In the entries that follow, find the word "Acids" and report each line it is on.

=== MATERIAL TO PROCESS ===

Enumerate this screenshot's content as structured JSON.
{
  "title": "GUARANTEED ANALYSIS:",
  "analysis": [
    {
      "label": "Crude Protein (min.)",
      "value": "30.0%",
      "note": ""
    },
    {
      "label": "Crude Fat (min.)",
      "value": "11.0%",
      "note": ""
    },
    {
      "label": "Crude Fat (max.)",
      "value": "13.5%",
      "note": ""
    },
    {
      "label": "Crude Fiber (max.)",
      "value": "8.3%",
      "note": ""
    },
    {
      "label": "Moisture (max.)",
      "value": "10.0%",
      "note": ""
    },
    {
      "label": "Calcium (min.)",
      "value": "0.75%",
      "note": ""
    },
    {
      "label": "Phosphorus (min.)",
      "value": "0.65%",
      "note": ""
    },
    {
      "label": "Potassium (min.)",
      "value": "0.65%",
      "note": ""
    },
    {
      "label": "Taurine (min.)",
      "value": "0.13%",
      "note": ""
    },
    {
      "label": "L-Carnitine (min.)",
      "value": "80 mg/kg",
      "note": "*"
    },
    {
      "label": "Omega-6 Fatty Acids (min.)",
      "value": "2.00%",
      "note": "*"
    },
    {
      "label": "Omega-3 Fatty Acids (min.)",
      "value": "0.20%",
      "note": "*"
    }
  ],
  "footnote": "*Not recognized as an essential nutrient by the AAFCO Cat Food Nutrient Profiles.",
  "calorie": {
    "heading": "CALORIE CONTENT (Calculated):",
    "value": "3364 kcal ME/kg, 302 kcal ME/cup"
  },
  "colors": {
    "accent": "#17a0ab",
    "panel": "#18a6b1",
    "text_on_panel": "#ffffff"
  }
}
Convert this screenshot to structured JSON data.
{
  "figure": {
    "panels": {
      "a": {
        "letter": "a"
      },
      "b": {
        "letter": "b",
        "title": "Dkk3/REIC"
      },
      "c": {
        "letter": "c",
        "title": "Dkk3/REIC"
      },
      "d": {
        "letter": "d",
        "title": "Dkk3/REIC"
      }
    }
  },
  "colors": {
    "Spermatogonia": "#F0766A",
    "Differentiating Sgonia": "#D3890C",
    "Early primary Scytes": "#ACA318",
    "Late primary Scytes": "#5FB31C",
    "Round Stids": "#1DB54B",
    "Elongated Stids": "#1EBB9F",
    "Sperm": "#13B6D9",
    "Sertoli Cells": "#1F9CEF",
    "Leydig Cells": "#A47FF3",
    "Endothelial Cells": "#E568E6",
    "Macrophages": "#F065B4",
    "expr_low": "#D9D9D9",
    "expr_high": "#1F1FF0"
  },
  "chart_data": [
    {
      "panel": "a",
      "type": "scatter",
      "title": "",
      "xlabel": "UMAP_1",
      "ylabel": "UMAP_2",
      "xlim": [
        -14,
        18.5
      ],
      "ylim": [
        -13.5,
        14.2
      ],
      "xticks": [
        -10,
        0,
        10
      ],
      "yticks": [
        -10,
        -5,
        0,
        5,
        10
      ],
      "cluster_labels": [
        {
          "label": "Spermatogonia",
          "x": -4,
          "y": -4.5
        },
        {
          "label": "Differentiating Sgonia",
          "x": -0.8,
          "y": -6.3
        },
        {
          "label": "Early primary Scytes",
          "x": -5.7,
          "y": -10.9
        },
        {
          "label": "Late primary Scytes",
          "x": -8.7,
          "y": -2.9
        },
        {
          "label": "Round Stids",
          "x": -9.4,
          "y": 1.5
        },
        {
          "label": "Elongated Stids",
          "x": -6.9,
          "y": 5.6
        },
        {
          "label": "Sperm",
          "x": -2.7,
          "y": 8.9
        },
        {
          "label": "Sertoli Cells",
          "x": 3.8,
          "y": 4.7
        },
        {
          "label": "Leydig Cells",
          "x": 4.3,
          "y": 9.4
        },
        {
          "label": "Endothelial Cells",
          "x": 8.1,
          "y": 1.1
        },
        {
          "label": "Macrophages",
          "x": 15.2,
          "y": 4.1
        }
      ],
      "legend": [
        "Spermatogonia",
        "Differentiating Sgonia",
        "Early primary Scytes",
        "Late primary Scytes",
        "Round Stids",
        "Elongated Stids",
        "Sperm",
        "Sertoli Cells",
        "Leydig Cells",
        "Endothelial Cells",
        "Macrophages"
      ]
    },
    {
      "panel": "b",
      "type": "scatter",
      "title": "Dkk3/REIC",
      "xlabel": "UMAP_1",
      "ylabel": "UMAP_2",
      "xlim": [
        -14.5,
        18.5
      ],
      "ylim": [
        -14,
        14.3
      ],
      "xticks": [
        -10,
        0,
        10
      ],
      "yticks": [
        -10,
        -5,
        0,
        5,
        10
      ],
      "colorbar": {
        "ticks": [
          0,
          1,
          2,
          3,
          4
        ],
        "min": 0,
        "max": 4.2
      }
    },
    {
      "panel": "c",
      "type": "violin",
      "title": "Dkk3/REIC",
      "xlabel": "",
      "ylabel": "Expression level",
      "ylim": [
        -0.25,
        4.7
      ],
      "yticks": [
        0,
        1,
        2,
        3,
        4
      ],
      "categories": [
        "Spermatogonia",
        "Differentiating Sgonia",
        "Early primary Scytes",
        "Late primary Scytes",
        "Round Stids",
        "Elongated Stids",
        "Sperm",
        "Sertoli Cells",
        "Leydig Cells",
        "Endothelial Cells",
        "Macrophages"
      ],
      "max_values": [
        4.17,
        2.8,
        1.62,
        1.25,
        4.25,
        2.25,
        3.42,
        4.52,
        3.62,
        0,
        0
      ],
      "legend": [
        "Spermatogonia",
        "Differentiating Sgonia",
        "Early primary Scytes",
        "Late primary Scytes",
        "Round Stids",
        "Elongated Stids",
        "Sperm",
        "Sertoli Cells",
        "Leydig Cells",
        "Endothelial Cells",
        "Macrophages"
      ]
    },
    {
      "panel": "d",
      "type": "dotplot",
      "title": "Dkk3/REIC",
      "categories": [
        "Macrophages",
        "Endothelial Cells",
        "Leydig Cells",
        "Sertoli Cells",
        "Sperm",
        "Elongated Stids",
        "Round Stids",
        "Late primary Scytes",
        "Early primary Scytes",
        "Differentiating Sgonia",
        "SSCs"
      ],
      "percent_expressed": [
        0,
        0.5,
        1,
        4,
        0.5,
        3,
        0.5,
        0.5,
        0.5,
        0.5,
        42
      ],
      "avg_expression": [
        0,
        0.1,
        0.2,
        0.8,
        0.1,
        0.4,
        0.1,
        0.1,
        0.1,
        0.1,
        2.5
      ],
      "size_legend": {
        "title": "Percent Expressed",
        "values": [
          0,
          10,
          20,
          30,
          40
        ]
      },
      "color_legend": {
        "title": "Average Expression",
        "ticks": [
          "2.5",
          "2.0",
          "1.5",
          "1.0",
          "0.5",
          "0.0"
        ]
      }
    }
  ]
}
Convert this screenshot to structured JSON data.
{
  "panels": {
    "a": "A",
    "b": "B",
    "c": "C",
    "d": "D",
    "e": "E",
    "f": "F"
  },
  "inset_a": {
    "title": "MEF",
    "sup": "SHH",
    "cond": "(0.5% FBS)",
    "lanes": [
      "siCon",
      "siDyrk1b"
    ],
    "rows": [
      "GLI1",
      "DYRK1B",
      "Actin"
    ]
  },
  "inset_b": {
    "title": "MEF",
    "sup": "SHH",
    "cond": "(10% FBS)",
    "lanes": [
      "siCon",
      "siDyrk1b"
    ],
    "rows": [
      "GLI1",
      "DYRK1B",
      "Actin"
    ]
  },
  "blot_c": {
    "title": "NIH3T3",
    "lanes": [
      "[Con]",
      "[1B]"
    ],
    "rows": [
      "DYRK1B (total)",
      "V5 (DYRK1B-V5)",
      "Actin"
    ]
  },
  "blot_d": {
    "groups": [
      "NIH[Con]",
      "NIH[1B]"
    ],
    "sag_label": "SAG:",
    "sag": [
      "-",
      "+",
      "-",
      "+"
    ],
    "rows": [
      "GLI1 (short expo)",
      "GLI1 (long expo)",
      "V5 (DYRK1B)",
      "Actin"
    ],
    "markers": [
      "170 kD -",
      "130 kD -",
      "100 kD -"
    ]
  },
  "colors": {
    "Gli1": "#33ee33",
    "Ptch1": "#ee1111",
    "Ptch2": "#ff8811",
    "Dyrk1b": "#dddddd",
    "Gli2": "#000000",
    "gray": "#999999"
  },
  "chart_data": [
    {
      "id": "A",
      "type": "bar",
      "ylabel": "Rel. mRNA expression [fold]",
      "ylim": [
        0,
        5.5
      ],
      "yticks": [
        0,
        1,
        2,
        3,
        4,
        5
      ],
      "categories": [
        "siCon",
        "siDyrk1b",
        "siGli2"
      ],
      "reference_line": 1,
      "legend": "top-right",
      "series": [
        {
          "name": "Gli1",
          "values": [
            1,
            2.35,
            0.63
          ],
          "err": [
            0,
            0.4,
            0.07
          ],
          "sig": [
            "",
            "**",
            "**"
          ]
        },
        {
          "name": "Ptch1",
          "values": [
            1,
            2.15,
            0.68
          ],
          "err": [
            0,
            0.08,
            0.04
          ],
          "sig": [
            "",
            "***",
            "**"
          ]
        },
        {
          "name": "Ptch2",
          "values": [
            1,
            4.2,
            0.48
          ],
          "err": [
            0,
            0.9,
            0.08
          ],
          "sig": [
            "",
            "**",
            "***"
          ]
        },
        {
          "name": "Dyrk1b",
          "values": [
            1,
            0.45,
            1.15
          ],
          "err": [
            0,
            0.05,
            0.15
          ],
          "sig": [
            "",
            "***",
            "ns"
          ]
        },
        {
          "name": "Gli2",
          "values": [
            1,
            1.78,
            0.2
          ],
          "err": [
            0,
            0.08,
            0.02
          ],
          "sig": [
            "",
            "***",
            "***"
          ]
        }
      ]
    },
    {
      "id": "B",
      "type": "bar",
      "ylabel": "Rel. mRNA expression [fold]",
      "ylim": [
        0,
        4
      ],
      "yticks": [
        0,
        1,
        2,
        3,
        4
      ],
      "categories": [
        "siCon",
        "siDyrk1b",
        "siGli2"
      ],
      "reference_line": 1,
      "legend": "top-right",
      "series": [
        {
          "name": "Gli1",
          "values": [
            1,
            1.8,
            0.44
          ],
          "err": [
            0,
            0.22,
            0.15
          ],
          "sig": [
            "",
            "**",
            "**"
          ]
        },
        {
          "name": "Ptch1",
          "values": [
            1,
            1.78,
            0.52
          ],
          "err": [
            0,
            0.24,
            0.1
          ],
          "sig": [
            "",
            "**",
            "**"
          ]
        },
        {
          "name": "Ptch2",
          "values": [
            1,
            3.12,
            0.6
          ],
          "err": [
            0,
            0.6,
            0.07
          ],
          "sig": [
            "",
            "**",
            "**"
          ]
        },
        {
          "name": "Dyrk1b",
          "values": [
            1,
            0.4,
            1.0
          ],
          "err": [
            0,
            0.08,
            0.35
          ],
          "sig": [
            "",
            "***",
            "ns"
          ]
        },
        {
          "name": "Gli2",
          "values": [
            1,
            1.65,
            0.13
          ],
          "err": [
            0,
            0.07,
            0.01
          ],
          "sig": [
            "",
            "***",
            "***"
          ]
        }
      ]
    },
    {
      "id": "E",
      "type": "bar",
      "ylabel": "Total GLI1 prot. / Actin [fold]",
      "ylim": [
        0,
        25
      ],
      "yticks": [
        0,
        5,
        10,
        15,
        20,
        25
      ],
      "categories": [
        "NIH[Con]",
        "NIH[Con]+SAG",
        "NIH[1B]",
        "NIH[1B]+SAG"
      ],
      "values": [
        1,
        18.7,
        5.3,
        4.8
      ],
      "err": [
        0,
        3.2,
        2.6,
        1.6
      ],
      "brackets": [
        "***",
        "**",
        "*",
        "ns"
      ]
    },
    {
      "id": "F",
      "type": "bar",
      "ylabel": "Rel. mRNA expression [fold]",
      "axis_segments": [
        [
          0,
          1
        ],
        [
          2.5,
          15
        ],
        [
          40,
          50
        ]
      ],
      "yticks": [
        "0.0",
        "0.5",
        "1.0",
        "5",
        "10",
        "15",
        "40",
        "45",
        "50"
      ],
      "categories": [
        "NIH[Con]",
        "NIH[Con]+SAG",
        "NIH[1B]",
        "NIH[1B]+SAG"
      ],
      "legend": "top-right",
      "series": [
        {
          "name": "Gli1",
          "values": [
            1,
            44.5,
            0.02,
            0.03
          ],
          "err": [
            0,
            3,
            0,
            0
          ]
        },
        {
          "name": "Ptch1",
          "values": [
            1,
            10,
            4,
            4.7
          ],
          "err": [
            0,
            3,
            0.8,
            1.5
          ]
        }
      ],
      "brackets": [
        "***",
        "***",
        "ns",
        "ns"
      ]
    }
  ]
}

===

#### ANSWER AREA:
      "label": "Omega-6 Fatty Acids (min.)",
      "label": "Omega-3 Fatty Acids (min.)",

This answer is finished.